start Extract provided

BUNDLED REBATES AS EXCLUSION RATHER THAN PREDATION

Timothy J. Brennan*

Correspondence: * Professor, Public Policy and Economics, University of Maryland Baltimore County, and Senior Fellow, Resources for the Future. E-mail: brennan{at}umbc.edu

Prevailing tests for whether bundled rebate programs are anticompetitive, including the recent Antitrust Modernization Commission Recommendation 17, are based on whether some incremental or total price in the rebate program is less than some appropriate incremental cost. This test presumes that rebate programs, and exclusionary conduct more generally, should be treated like predation cases. It errs in treating the buyers as end users rather than competing complement providers, as they are in all of the leading U.S. and Canadian cases. Rebate programs should be assessed on the basis of whether they raise the price of a complement, such as retailing or distribution. This suggests a different two-prong test: Does the rebate cover a competitively significant share of a complement market? If so, what effect does the rebate have on the price that rivals have to pay to obtain the complement? This test allows the use of merger guideline approaches, ignores (for the most part) cost comparisons, and does not require prior dominance in the primary market. An assessment of this approach examines when practices are exclusionary, compares rebates to exclusive dealing, distinguishes exclusionary from predatory rebates, critiques "profit sacrifice" approaches to exclusion, and proposes share-based remedies to recognize vertical efficiencies.

end Extract provided
start Available data

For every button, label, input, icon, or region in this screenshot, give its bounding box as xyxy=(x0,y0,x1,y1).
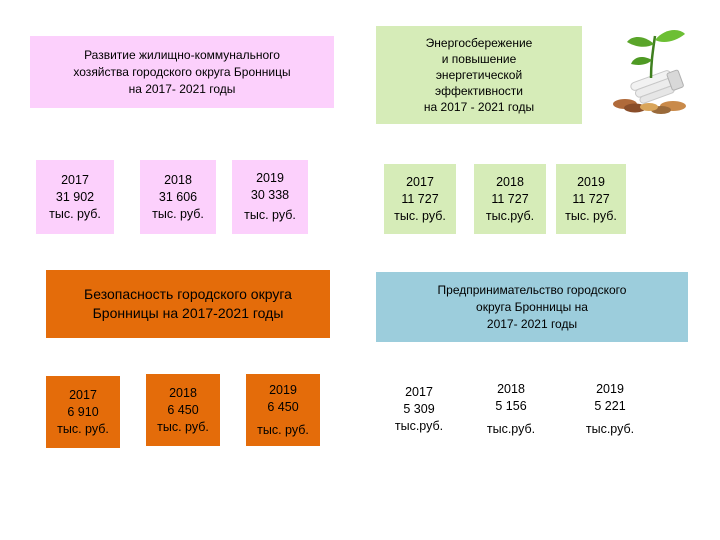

end Available data

■ **Set problem 1**: Translate this sentence from the bundled rebates abstract into Spanish: "Rebate programs should be assessed on the basis of whether they raise the price of a complement, such as retailing or distribution."
■ **Set problem 2**: Which Antitrust Modernization Commission recommendation does the bundled rebates abstract cite?
■ **Set problem 3**: List everything the bundled rebates abstract says its assessment of the proposed approach does.

■ **Full answer 1**: Los programas de reembolsos deberían evaluarse en función de si elevan el precio de un complemento, como la venta minorista o la distribución.

■ **Full answer 2**: Recommendation 17.

■ **Full answer 3**:
- Examines when practices are exclusionary
- Compares rebates to exclusive dealing
- Distinguishes exclusionary from predatory rebates
- Critiques "profit sacrifice" approaches to exclusion
- Proposes share-based remedies to recognize vertical efficiencies